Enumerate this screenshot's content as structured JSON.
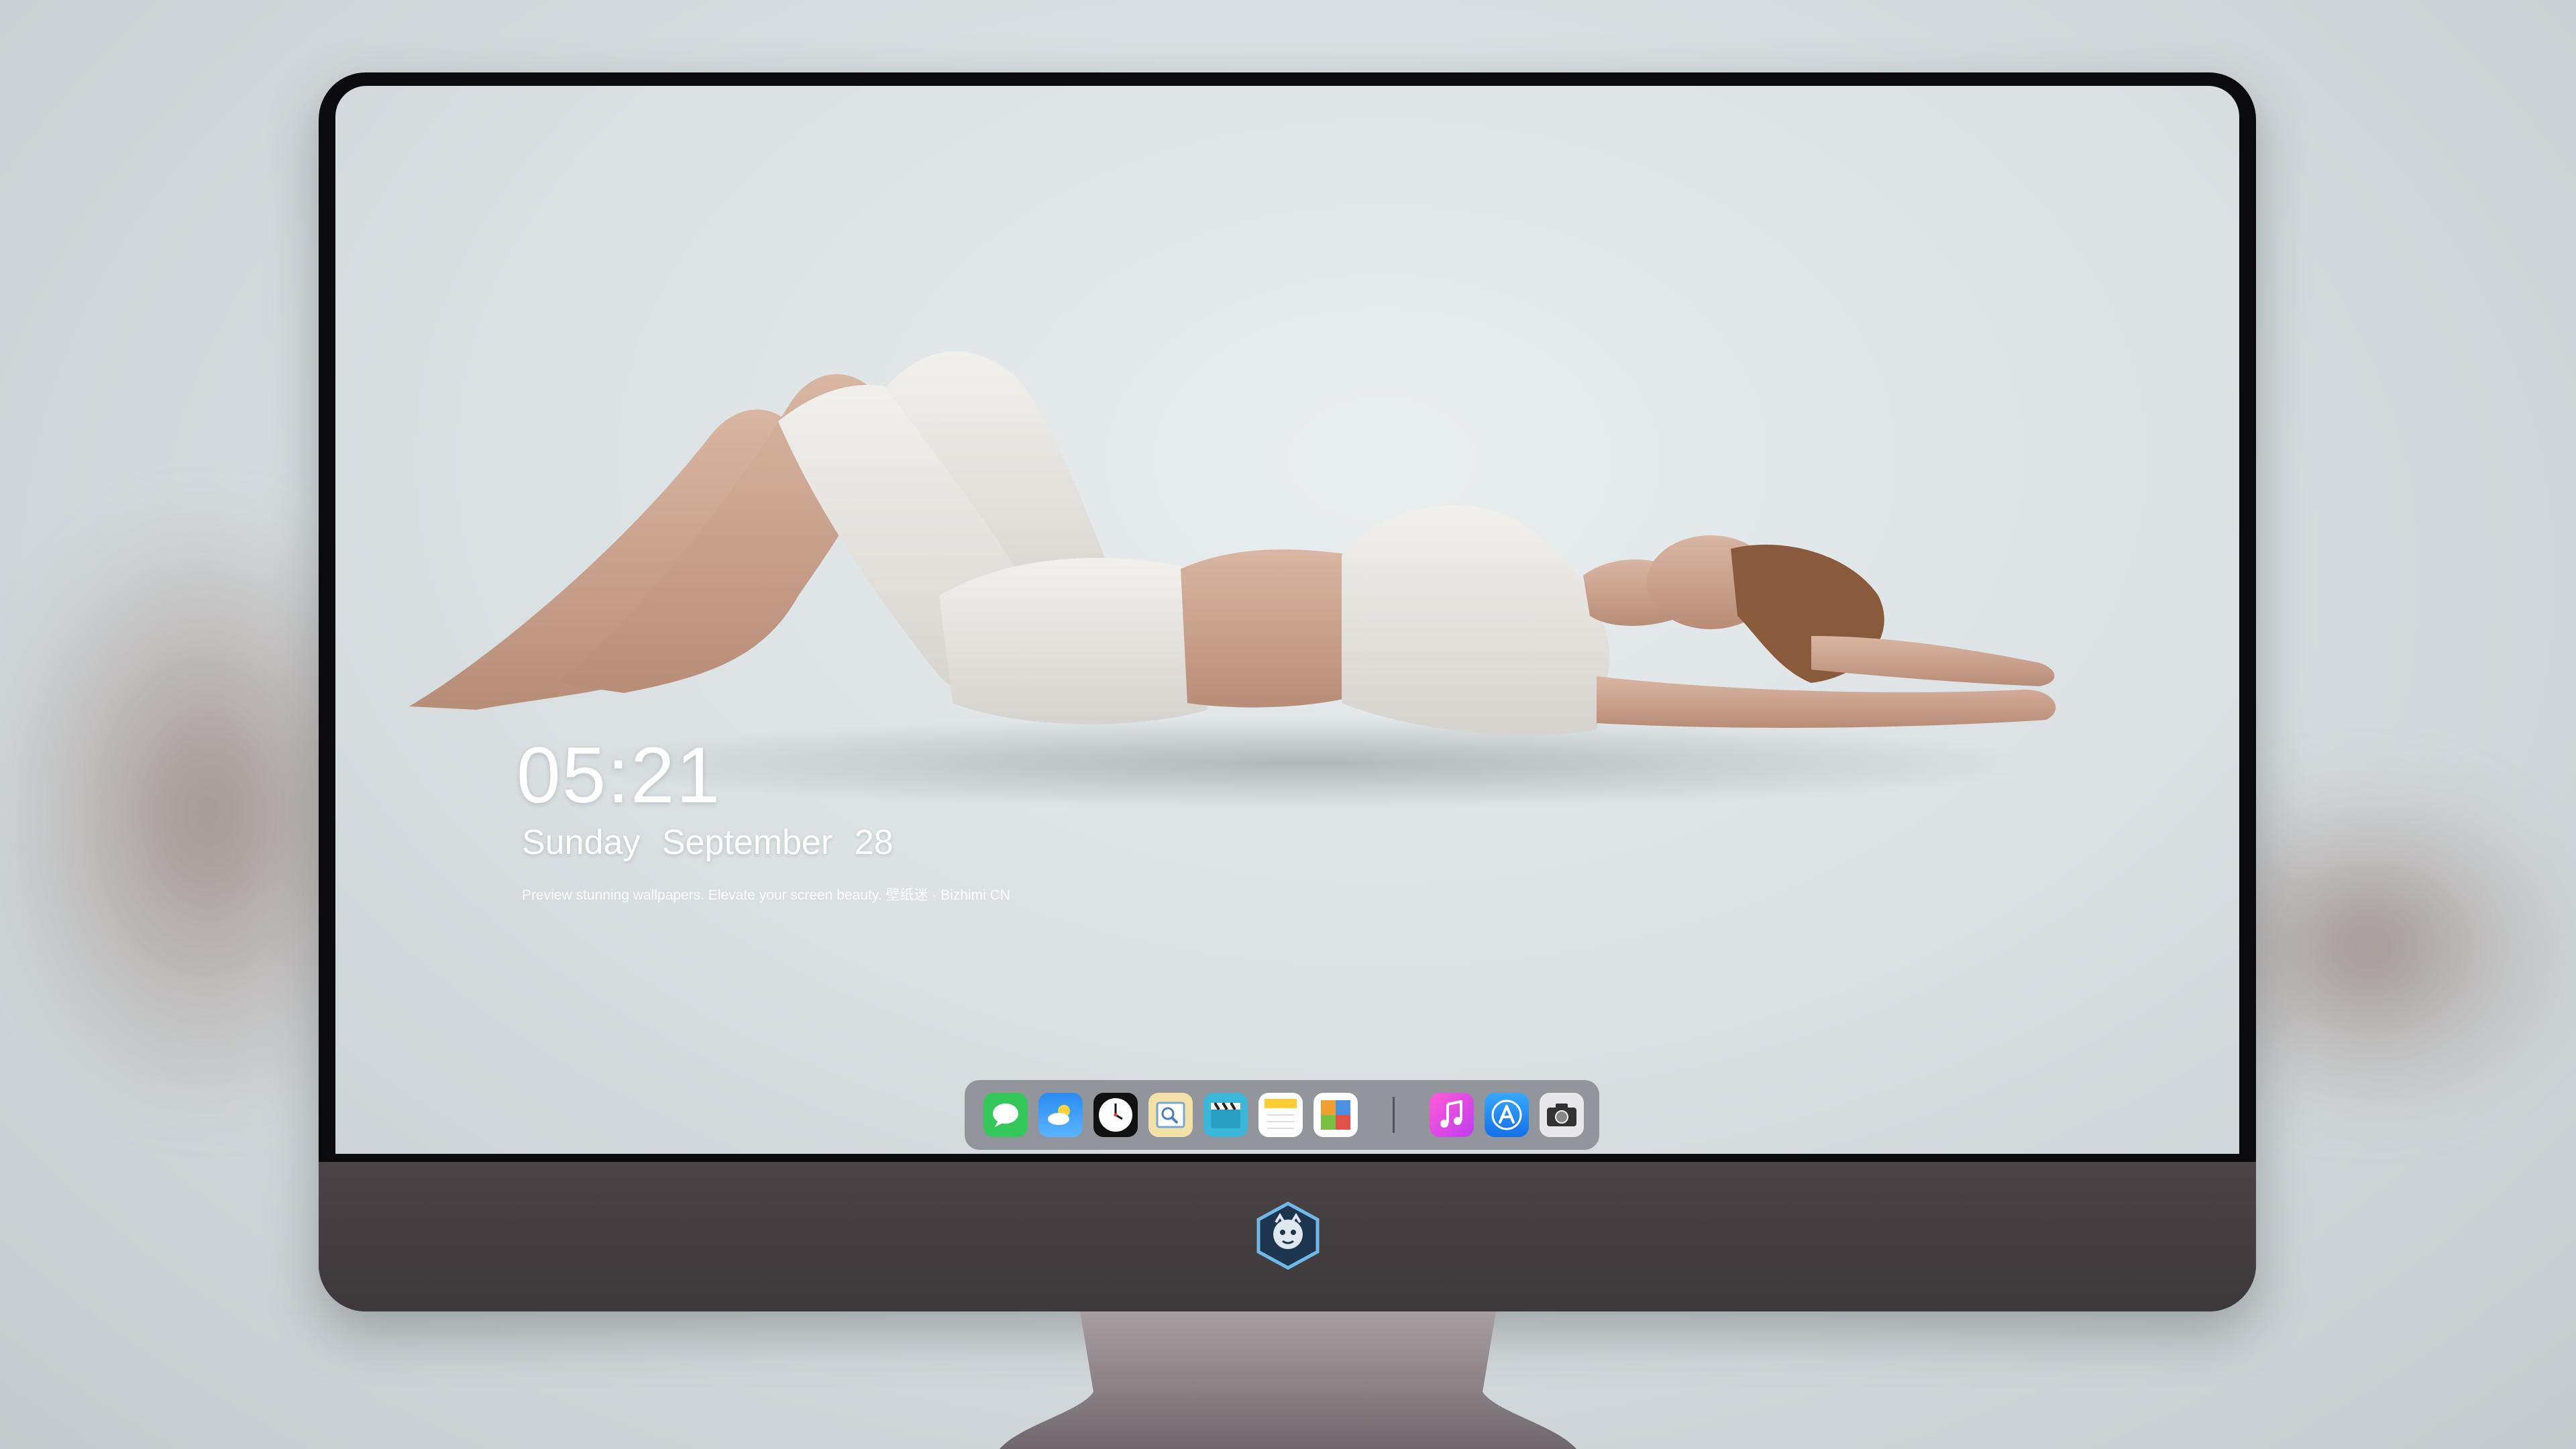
{
  "lock_screen": {
    "time": "05:21",
    "weekday": "Sunday",
    "month": "September",
    "day": "28",
    "caption": "Preview stunning wallpapers. Elevate your screen beauty. 壁纸迷 · Bizhimi CN"
  },
  "dock": {
    "apps": [
      {
        "name": "Messages",
        "icon": "messages-icon"
      },
      {
        "name": "Weather",
        "icon": "weather-icon"
      },
      {
        "name": "Clock",
        "icon": "clock-icon"
      },
      {
        "name": "Preview",
        "icon": "preview-icon"
      },
      {
        "name": "Video",
        "icon": "clapperboard-icon"
      },
      {
        "name": "Notes",
        "icon": "notes-icon"
      },
      {
        "name": "Photo Booth",
        "icon": "photo-gallery-icon"
      },
      {
        "name": "Music",
        "icon": "music-icon"
      },
      {
        "name": "App Store",
        "icon": "app-store-icon"
      },
      {
        "name": "Camera",
        "icon": "camera-icon"
      }
    ]
  },
  "colors": {
    "bezel": "#0b0b0d",
    "chin": "#4a4446",
    "wallpaper_bg": "#dde3e5",
    "dock_bg": "#5a5a64"
  }
}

------------

Problem details ->
Reproduce all of the material exactly, apart from the pictures.

Written answer ->
Enumerate this screenshot's content as structured JSON.
{
  "lock_screen": {
    "time": "05:21",
    "weekday": "Sunday",
    "month": "September",
    "day": "28",
    "caption": "Preview stunning wallpapers. Elevate your screen beauty. 壁纸迷 · Bizhimi CN"
  },
  "dock": {
    "apps": [
      {
        "name": "Messages",
        "icon": "messages-icon"
      },
      {
        "name": "Weather",
        "icon": "weather-icon"
      },
      {
        "name": "Clock",
        "icon": "clock-icon"
      },
      {
        "name": "Preview",
        "icon": "preview-icon"
      },
      {
        "name": "Video",
        "icon": "clapperboard-icon"
      },
      {
        "name": "Notes",
        "icon": "notes-icon"
      },
      {
        "name": "Photo Booth",
        "icon": "photo-gallery-icon"
      },
      {
        "name": "Music",
        "icon": "music-icon"
      },
      {
        "name": "App Store",
        "icon": "app-store-icon"
      },
      {
        "name": "Camera",
        "icon": "camera-icon"
      }
    ]
  },
  "colors": {
    "bezel": "#0b0b0d",
    "chin": "#4a4446",
    "wallpaper_bg": "#dde3e5",
    "dock_bg": "#5a5a64"
  }
}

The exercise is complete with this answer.